*Directions*. All of the material below is to be retyped exactly.

*Provided records*.

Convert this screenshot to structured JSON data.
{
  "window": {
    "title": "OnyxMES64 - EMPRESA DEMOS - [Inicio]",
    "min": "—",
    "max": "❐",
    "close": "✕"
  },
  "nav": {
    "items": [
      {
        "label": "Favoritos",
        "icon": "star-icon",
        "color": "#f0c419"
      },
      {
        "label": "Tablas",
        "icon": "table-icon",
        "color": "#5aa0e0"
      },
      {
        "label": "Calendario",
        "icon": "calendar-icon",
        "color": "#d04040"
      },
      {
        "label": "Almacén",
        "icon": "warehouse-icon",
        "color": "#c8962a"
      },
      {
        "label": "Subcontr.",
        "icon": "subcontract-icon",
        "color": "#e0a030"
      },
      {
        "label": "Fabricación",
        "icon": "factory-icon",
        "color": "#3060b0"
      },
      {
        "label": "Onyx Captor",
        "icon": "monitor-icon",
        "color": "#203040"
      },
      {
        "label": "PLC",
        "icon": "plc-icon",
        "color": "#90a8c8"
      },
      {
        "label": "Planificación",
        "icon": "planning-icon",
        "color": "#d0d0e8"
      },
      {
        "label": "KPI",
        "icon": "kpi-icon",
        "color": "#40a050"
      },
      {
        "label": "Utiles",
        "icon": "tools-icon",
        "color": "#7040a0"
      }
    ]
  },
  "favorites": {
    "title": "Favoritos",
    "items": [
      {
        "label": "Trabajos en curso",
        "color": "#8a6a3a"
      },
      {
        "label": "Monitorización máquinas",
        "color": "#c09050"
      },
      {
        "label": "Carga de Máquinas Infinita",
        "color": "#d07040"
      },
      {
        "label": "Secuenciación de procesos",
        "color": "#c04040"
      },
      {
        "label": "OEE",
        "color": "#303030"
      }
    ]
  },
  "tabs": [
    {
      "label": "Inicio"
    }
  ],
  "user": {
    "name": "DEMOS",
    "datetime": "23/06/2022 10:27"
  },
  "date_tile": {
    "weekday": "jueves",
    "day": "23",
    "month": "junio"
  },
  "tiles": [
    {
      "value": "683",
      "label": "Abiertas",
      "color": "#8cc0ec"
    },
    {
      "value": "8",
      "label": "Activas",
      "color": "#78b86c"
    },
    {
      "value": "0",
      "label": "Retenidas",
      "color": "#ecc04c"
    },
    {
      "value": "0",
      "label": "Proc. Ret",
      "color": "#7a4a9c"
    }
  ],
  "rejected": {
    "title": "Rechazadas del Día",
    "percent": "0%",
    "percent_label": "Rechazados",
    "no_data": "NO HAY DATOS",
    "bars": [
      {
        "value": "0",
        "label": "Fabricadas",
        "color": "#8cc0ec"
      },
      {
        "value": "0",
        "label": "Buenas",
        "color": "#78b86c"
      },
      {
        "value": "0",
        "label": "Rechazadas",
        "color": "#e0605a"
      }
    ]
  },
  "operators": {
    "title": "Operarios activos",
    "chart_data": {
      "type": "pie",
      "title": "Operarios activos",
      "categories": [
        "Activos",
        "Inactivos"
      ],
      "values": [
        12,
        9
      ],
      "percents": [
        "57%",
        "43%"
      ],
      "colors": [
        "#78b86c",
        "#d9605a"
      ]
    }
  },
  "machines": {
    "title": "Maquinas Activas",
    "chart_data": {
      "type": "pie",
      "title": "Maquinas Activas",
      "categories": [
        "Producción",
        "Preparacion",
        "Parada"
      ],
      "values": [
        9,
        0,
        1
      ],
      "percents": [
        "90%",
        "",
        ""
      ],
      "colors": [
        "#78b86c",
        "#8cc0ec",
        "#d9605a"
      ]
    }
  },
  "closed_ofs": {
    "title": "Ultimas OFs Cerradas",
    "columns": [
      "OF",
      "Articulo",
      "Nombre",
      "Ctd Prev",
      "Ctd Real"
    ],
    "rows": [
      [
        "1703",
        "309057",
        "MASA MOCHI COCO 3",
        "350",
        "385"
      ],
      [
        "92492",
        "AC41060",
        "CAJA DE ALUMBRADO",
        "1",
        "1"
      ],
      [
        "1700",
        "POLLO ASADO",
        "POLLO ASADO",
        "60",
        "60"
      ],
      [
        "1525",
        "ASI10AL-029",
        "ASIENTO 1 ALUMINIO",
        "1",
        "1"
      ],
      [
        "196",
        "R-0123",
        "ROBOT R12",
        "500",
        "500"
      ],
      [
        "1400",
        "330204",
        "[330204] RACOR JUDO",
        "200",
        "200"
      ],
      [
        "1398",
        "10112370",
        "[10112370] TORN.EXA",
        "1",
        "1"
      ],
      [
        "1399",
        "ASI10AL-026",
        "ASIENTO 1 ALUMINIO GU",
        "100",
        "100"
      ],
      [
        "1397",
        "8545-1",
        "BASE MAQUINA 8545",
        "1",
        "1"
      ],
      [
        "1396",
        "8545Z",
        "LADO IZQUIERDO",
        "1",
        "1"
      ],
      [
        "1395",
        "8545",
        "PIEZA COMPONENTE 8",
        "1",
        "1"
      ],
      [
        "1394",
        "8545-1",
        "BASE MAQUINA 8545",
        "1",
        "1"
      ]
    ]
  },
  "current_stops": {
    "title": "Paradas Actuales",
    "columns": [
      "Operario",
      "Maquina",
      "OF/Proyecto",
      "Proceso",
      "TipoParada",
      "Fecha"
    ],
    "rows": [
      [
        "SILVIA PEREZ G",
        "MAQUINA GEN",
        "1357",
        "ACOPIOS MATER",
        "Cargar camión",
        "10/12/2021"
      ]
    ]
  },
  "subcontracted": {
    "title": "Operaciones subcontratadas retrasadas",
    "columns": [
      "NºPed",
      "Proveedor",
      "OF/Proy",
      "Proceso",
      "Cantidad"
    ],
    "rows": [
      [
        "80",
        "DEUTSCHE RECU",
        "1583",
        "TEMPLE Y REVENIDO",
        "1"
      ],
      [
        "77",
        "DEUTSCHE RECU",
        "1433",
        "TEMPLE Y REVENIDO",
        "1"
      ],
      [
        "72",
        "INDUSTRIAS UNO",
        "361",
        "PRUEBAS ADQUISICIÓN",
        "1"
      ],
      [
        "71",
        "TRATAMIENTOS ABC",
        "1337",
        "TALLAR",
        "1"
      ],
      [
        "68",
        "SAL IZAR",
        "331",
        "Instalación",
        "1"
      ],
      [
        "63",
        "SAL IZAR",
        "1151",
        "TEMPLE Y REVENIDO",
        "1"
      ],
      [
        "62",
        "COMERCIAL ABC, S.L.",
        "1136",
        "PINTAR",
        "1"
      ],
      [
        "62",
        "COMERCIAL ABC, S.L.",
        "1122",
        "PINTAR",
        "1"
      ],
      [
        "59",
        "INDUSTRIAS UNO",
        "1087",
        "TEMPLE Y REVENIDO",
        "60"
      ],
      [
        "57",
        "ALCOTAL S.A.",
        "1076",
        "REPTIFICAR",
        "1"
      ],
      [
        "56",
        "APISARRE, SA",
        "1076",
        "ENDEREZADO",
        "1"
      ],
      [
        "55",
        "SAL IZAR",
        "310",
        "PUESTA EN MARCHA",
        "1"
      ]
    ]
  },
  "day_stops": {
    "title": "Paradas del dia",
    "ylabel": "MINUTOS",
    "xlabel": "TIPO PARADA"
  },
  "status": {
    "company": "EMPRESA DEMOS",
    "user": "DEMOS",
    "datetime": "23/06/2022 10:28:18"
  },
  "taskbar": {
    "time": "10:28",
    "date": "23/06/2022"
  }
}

*Answer to the exercise*.
Convert this screenshot to structured JSON data.
{
  "window": {
    "title": "OnyxMES64 - EMPRESA DEMOS - [Inicio]",
    "min": "—",
    "max": "❐",
    "close": "✕"
  },
  "nav": {
    "items": [
      {
        "label": "Favoritos",
        "icon": "star-icon",
        "color": "#f0c419"
      },
      {
        "label": "Tablas",
        "icon": "table-icon",
        "color": "#5aa0e0"
      },
      {
        "label": "Calendario",
        "icon": "calendar-icon",
        "color": "#d04040"
      },
      {
        "label": "Almacén",
        "icon": "warehouse-icon",
        "color": "#c8962a"
      },
      {
        "label": "Subcontr.",
        "icon": "subcontract-icon",
        "color": "#e0a030"
      },
      {
        "label": "Fabricación",
        "icon": "factory-icon",
        "color": "#3060b0"
      },
      {
        "label": "Onyx Captor",
        "icon": "monitor-icon",
        "color": "#203040"
      },
      {
        "label": "PLC",
        "icon": "plc-icon",
        "color": "#90a8c8"
      },
      {
        "label": "Planificación",
        "icon": "planning-icon",
        "color": "#d0d0e8"
      },
      {
        "label": "KPI",
        "icon": "kpi-icon",
        "color": "#40a050"
      },
      {
        "label": "Utiles",
        "icon": "tools-icon",
        "color": "#7040a0"
      }
    ]
  },
  "favorites": {
    "title": "Favoritos",
    "items": [
      {
        "label": "Trabajos en curso",
        "color": "#8a6a3a"
      },
      {
        "label": "Monitorización máquinas",
        "color": "#c09050"
      },
      {
        "label": "Carga de Máquinas Infinita",
        "color": "#d07040"
      },
      {
        "label": "Secuenciación de procesos",
        "color": "#c04040"
      },
      {
        "label": "OEE",
        "color": "#303030"
      }
    ]
  },
  "tabs": [
    {
      "label": "Inicio"
    }
  ],
  "user": {
    "name": "DEMOS",
    "datetime": "23/06/2022 10:27"
  },
  "date_tile": {
    "weekday": "jueves",
    "day": "23",
    "month": "junio"
  },
  "tiles": [
    {
      "value": "683",
      "label": "Abiertas",
      "color": "#8cc0ec"
    },
    {
      "value": "8",
      "label": "Activas",
      "color": "#78b86c"
    },
    {
      "value": "0",
      "label": "Retenidas",
      "color": "#ecc04c"
    },
    {
      "value": "0",
      "label": "Proc. Ret",
      "color": "#7a4a9c"
    }
  ],
  "rejected": {
    "title": "Rechazadas del Día",
    "percent": "0%",
    "percent_label": "Rechazados",
    "no_data": "NO HAY DATOS",
    "bars": [
      {
        "value": "0",
        "label": "Fabricadas",
        "color": "#8cc0ec"
      },
      {
        "value": "0",
        "label": "Buenas",
        "color": "#78b86c"
      },
      {
        "value": "0",
        "label": "Rechazadas",
        "color": "#e0605a"
      }
    ]
  },
  "operators": {
    "title": "Operarios activos",
    "chart_data": {
      "type": "pie",
      "title": "Operarios activos",
      "categories": [
        "Activos",
        "Inactivos"
      ],
      "values": [
        12,
        9
      ],
      "percents": [
        "57%",
        "43%"
      ],
      "colors": [
        "#78b86c",
        "#d9605a"
      ]
    }
  },
  "machines": {
    "title": "Maquinas Activas",
    "chart_data": {
      "type": "pie",
      "title": "Maquinas Activas",
      "categories": [
        "Producción",
        "Preparacion",
        "Parada"
      ],
      "values": [
        9,
        0,
        1
      ],
      "percents": [
        "90%",
        "",
        ""
      ],
      "colors": [
        "#78b86c",
        "#8cc0ec",
        "#d9605a"
      ]
    }
  },
  "closed_ofs": {
    "title": "Ultimas OFs Cerradas",
    "columns": [
      "OF",
      "Articulo",
      "Nombre",
      "Ctd Prev",
      "Ctd Real"
    ],
    "rows": [
      [
        "1703",
        "309057",
        "MASA MOCHI COCO 3",
        "350",
        "385"
      ],
      [
        "92492",
        "AC41060",
        "CAJA DE ALUMBRADO",
        "1",
        "1"
      ],
      [
        "1700",
        "POLLO ASADO",
        "POLLO ASADO",
        "60",
        "60"
      ],
      [
        "1525",
        "ASI10AL-029",
        "ASIENTO 1 ALUMINIO",
        "1",
        "1"
      ],
      [
        "196",
        "R-0123",
        "ROBOT R12",
        "500",
        "500"
      ],
      [
        "1400",
        "330204",
        "[330204] RACOR JUDO",
        "200",
        "200"
      ],
      [
        "1398",
        "10112370",
        "[10112370] TORN.EXA",
        "1",
        "1"
      ],
      [
        "1399",
        "ASI10AL-026",
        "ASIENTO 1 ALUMINIO GU",
        "100",
        "100"
      ],
      [
        "1397",
        "8545-1",
        "BASE MAQUINA 8545",
        "1",
        "1"
      ],
      [
        "1396",
        "8545Z",
        "LADO IZQUIERDO",
        "1",
        "1"
      ],
      [
        "1395",
        "8545",
        "PIEZA COMPONENTE 8",
        "1",
        "1"
      ],
      [
        "1394",
        "8545-1",
        "BASE MAQUINA 8545",
        "1",
        "1"
      ]
    ]
  },
  "current_stops": {
    "title": "Paradas Actuales",
    "columns": [
      "Operario",
      "Maquina",
      "OF/Proyecto",
      "Proceso",
      "TipoParada",
      "Fecha"
    ],
    "rows": [
      [
        "SILVIA PEREZ G",
        "MAQUINA GEN",
        "1357",
        "ACOPIOS MATER",
        "Cargar camión",
        "10/12/2021"
      ]
    ]
  },
  "subcontracted": {
    "title": "Operaciones subcontratadas retrasadas",
    "columns": [
      "NºPed",
      "Proveedor",
      "OF/Proy",
      "Proceso",
      "Cantidad"
    ],
    "rows": [
      [
        "80",
        "DEUTSCHE RECU",
        "1583",
        "TEMPLE Y REVENIDO",
        "1"
      ],
      [
        "77",
        "DEUTSCHE RECU",
        "1433",
        "TEMPLE Y REVENIDO",
        "1"
      ],
      [
        "72",
        "INDUSTRIAS UNO",
        "361",
        "PRUEBAS ADQUISICIÓN",
        "1"
      ],
      [
        "71",
        "TRATAMIENTOS ABC",
        "1337",
        "TALLAR",
        "1"
      ],
      [
        "68",
        "SAL IZAR",
        "331",
        "Instalación",
        "1"
      ],
      [
        "63",
        "SAL IZAR",
        "1151",
        "TEMPLE Y REVENIDO",
        "1"
      ],
      [
        "62",
        "COMERCIAL ABC, S.L.",
        "1136",
        "PINTAR",
        "1"
      ],
      [
        "62",
        "COMERCIAL ABC, S.L.",
        "1122",
        "PINTAR",
        "1"
      ],
      [
        "59",
        "INDUSTRIAS UNO",
        "1087",
        "TEMPLE Y REVENIDO",
        "60"
      ],
      [
        "57",
        "ALCOTAL S.A.",
        "1076",
        "REPTIFICAR",
        "1"
      ],
      [
        "56",
        "APISARRE, SA",
        "1076",
        "ENDEREZADO",
        "1"
      ],
      [
        "55",
        "SAL IZAR",
        "310",
        "PUESTA EN MARCHA",
        "1"
      ]
    ]
  },
  "day_stops": {
    "title": "Paradas del dia",
    "ylabel": "MINUTOS",
    "xlabel": "TIPO PARADA"
  },
  "status": {
    "company": "EMPRESA DEMOS",
    "user": "DEMOS",
    "datetime": "23/06/2022 10:28:18"
  },
  "taskbar": {
    "time": "10:28",
    "date": "23/06/2022"
  }
}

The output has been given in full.